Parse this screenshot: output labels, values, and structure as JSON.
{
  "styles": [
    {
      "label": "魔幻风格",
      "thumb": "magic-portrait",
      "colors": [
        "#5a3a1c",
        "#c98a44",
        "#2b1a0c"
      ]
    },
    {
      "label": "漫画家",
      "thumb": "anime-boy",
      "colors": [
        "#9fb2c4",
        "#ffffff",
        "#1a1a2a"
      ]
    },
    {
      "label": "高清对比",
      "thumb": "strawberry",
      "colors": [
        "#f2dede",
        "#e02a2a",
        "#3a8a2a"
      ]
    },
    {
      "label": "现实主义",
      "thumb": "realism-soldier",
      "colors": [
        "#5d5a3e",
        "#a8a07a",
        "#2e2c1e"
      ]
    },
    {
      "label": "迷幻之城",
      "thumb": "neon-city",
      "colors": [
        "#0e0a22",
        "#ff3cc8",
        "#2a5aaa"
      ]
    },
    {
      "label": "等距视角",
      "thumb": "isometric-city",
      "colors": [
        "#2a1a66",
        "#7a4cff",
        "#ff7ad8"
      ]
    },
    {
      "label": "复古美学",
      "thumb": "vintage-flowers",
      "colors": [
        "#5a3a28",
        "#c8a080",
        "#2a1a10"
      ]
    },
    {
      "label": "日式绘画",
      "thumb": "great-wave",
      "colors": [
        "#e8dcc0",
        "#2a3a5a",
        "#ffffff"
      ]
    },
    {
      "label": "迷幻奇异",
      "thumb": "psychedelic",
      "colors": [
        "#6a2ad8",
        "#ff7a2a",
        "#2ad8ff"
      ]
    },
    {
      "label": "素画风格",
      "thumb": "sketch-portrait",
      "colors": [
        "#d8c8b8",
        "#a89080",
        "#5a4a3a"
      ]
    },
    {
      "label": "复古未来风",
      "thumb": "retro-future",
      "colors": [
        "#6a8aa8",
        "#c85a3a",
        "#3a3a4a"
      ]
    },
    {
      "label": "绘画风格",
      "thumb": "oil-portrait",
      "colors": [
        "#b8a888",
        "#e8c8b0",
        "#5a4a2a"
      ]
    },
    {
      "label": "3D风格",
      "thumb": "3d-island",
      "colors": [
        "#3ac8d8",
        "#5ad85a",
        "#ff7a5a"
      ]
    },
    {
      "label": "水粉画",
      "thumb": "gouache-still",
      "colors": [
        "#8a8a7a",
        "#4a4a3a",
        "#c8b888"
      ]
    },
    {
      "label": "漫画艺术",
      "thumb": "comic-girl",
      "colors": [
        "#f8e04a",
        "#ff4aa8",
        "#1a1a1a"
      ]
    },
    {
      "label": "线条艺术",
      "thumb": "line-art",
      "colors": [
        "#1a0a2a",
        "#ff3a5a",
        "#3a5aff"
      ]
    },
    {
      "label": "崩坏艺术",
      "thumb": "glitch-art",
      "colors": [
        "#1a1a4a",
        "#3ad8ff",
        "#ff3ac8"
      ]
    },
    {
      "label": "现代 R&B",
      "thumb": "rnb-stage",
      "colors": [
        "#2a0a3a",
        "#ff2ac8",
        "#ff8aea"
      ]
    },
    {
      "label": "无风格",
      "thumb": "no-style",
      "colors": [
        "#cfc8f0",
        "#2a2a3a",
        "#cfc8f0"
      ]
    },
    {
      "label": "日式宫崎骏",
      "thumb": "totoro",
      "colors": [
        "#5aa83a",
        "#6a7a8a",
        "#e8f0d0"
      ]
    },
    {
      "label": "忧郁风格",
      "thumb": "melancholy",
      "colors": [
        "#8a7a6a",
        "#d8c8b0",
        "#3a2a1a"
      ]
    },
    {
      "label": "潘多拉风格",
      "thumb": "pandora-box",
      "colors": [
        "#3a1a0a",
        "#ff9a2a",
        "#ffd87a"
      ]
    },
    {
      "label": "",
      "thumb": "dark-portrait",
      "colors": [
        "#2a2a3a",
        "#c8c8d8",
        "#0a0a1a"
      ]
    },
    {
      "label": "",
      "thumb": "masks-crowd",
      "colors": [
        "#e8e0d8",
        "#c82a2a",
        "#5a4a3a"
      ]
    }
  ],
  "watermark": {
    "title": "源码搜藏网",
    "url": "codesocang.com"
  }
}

++++++

Prompt — Where a line above includes "portrait", copy that line.

The solution —
      "thumb": "magic-portrait",
      "thumb": "sketch-portrait",
      "thumb": "oil-portrait",
      "thumb": "dark-portrait",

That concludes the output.